### EXERCISE DETAILS
Restate the data below word for word. Skip any images it contains.

### LISTING
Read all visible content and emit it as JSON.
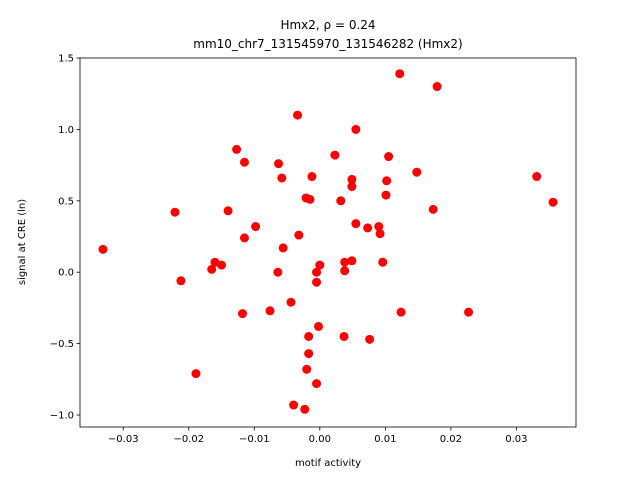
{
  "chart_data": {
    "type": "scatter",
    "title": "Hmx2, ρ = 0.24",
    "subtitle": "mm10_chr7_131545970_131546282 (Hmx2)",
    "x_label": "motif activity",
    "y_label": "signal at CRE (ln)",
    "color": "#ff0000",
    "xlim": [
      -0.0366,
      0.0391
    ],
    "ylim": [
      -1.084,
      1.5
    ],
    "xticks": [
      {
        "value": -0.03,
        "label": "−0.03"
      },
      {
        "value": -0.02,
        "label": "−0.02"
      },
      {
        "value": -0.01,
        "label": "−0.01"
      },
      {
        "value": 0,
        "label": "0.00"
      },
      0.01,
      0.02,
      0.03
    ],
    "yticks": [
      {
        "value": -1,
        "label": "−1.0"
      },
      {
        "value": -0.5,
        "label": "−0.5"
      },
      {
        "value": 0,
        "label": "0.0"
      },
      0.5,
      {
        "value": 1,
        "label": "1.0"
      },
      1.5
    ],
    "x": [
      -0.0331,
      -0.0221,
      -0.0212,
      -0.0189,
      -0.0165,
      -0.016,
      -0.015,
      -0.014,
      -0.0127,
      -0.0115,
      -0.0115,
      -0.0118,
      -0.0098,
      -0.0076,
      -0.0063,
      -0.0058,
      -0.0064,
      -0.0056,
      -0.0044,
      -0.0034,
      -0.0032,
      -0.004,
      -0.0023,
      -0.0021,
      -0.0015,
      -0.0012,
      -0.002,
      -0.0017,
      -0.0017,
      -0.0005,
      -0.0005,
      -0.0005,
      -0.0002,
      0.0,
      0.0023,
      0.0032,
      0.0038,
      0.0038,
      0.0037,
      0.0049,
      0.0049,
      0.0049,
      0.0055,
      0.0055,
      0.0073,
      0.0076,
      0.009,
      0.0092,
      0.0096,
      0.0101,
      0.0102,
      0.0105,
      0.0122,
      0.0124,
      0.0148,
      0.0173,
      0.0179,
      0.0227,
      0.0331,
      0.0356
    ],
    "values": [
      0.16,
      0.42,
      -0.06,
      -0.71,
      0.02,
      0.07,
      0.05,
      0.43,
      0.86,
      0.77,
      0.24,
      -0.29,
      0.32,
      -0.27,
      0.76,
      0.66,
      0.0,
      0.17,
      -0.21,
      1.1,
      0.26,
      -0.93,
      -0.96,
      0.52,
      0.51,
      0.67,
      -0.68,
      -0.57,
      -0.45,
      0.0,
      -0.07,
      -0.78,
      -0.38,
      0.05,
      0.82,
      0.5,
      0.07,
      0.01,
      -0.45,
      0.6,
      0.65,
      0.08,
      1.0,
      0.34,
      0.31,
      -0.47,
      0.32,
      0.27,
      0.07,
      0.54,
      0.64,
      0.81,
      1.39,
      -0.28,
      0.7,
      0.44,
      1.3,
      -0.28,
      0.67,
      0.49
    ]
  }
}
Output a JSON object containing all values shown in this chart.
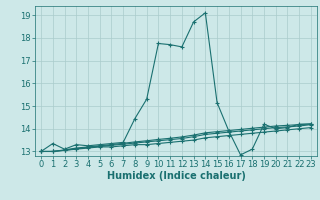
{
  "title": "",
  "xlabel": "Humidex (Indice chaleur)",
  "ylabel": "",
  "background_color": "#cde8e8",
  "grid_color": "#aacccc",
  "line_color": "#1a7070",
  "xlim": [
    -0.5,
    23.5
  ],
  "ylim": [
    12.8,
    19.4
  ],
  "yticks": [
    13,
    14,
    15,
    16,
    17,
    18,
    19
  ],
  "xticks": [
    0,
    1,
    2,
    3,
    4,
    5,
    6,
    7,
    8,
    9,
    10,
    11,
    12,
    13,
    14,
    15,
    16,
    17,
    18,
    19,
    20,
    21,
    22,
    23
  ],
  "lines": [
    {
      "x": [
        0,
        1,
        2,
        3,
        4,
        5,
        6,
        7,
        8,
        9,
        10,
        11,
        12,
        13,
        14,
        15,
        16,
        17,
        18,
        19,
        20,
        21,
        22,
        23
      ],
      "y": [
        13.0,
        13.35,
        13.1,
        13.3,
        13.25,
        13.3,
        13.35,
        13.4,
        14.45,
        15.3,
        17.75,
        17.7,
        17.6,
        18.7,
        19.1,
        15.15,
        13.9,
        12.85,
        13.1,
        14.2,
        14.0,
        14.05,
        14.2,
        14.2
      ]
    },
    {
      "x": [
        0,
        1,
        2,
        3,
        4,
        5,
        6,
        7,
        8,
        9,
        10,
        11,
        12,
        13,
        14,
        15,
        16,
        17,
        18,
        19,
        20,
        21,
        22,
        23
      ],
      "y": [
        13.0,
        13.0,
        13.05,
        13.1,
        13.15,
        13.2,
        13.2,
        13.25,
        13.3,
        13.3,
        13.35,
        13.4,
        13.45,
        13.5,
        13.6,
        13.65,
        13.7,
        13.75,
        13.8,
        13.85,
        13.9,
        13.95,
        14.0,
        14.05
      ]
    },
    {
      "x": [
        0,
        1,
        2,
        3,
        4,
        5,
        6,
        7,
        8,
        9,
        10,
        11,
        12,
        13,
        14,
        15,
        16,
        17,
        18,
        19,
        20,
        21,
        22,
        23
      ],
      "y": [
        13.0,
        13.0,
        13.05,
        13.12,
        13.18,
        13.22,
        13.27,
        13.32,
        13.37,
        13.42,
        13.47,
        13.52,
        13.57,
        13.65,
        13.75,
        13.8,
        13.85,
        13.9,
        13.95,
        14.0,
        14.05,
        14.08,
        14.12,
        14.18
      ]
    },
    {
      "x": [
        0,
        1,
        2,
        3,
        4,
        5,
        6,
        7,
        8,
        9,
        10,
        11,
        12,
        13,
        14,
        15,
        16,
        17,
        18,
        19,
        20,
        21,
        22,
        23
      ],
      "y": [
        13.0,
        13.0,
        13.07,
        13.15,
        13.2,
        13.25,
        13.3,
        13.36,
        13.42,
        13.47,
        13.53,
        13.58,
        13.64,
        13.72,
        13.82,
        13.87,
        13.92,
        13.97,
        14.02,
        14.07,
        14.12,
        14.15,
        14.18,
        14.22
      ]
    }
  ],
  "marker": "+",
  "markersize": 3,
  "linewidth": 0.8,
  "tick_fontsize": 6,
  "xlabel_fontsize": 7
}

### RESULT
Read all visible content and emit it as JSON.
{
  "chart_data": {
    "type": "scatter",
    "title": "Hmx2, ρ = 0.24",
    "subtitle": "mm10_chr7_131545970_131546282 (Hmx2)",
    "x_label": "motif activity",
    "y_label": "signal at CRE (ln)",
    "color": "#ff0000",
    "xlim": [
      -0.0366,
      0.0391
    ],
    "ylim": [
      -1.084,
      1.5
    ],
    "xticks": [
      {
        "value": -0.03,
        "label": "−0.03"
      },
      {
        "value": -0.02,
        "label": "−0.02"
      },
      {
        "value": -0.01,
        "label": "−0.01"
      },
      {
        "value": 0,
        "label": "0.00"
      },
      0.01,
      0.02,
      0.03
    ],
    "yticks": [
      {
        "value": -1,
        "label": "−1.0"
      },
      {
        "value": -0.5,
        "label": "−0.5"
      },
      {
        "value": 0,
        "label": "0.0"
      },
      0.5,
      {
        "value": 1,
        "label": "1.0"
      },
      1.5
    ],
    "x": [
      -0.0331,
      -0.0221,
      -0.0212,
      -0.0189,
      -0.0165,
      -0.016,
      -0.015,
      -0.014,
      -0.0127,
      -0.0115,
      -0.0115,
      -0.0118,
      -0.0098,
      -0.0076,
      -0.0063,
      -0.0058,
      -0.0064,
      -0.0056,
      -0.0044,
      -0.0034,
      -0.0032,
      -0.004,
      -0.0023,
      -0.0021,
      -0.0015,
      -0.0012,
      -0.002,
      -0.0017,
      -0.0017,
      -0.0005,
      -0.0005,
      -0.0005,
      -0.0002,
      0.0,
      0.0023,
      0.0032,
      0.0038,
      0.0038,
      0.0037,
      0.0049,
      0.0049,
      0.0049,
      0.0055,
      0.0055,
      0.0073,
      0.0076,
      0.009,
      0.0092,
      0.0096,
      0.0101,
      0.0102,
      0.0105,
      0.0122,
      0.0124,
      0.0148,
      0.0173,
      0.0179,
      0.0227,
      0.0331,
      0.0356
    ],
    "values": [
      0.16,
      0.42,
      -0.06,
      -0.71,
      0.02,
      0.07,
      0.05,
      0.43,
      0.86,
      0.77,
      0.24,
      -0.29,
      0.32,
      -0.27,
      0.76,
      0.66,
      0.0,
      0.17,
      -0.21,
      1.1,
      0.26,
      -0.93,
      -0.96,
      0.52,
      0.51,
      0.67,
      -0.68,
      -0.57,
      -0.45,
      0.0,
      -0.07,
      -0.78,
      -0.38,
      0.05,
      0.82,
      0.5,
      0.07,
      0.01,
      -0.45,
      0.6,
      0.65,
      0.08,
      1.0,
      0.34,
      0.31,
      -0.47,
      0.32,
      0.27,
      0.07,
      0.54,
      0.64,
      0.81,
      1.39,
      -0.28,
      0.7,
      0.44,
      1.3,
      -0.28,
      0.67,
      0.49
    ]
  }
}
Output a JSON object containing all values shown in this chart.
{
  "title": "",
  "xlabel": "Humidex (Indice chaleur)",
  "ylabel": "",
  "background_color": "#cde8e8",
  "grid_color": "#aacccc",
  "line_color": "#1a7070",
  "xlim": [
    -0.5,
    23.5
  ],
  "ylim": [
    12.8,
    19.4
  ],
  "yticks": [
    13,
    14,
    15,
    16,
    17,
    18,
    19
  ],
  "xticks": [
    0,
    1,
    2,
    3,
    4,
    5,
    6,
    7,
    8,
    9,
    10,
    11,
    12,
    13,
    14,
    15,
    16,
    17,
    18,
    19,
    20,
    21,
    22,
    23
  ],
  "lines": [
    {
      "x": [
        0,
        1,
        2,
        3,
        4,
        5,
        6,
        7,
        8,
        9,
        10,
        11,
        12,
        13,
        14,
        15,
        16,
        17,
        18,
        19,
        20,
        21,
        22,
        23
      ],
      "y": [
        13.0,
        13.35,
        13.1,
        13.3,
        13.25,
        13.3,
        13.35,
        13.4,
        14.45,
        15.3,
        17.75,
        17.7,
        17.6,
        18.7,
        19.1,
        15.15,
        13.9,
        12.85,
        13.1,
        14.2,
        14.0,
        14.05,
        14.2,
        14.2
      ]
    },
    {
      "x": [
        0,
        1,
        2,
        3,
        4,
        5,
        6,
        7,
        8,
        9,
        10,
        11,
        12,
        13,
        14,
        15,
        16,
        17,
        18,
        19,
        20,
        21,
        22,
        23
      ],
      "y": [
        13.0,
        13.0,
        13.05,
        13.1,
        13.15,
        13.2,
        13.2,
        13.25,
        13.3,
        13.3,
        13.35,
        13.4,
        13.45,
        13.5,
        13.6,
        13.65,
        13.7,
        13.75,
        13.8,
        13.85,
        13.9,
        13.95,
        14.0,
        14.05
      ]
    },
    {
      "x": [
        0,
        1,
        2,
        3,
        4,
        5,
        6,
        7,
        8,
        9,
        10,
        11,
        12,
        13,
        14,
        15,
        16,
        17,
        18,
        19,
        20,
        21,
        22,
        23
      ],
      "y": [
        13.0,
        13.0,
        13.05,
        13.12,
        13.18,
        13.22,
        13.27,
        13.32,
        13.37,
        13.42,
        13.47,
        13.52,
        13.57,
        13.65,
        13.75,
        13.8,
        13.85,
        13.9,
        13.95,
        14.0,
        14.05,
        14.08,
        14.12,
        14.18
      ]
    },
    {
      "x": [
        0,
        1,
        2,
        3,
        4,
        5,
        6,
        7,
        8,
        9,
        10,
        11,
        12,
        13,
        14,
        15,
        16,
        17,
        18,
        19,
        20,
        21,
        22,
        23
      ],
      "y": [
        13.0,
        13.0,
        13.07,
        13.15,
        13.2,
        13.25,
        13.3,
        13.36,
        13.42,
        13.47,
        13.53,
        13.58,
        13.64,
        13.72,
        13.82,
        13.87,
        13.92,
        13.97,
        14.02,
        14.07,
        14.12,
        14.15,
        14.18,
        14.22
      ]
    }
  ],
  "marker": "+",
  "markersize": 3,
  "linewidth": 0.8,
  "tick_fontsize": 6,
  "xlabel_fontsize": 7
}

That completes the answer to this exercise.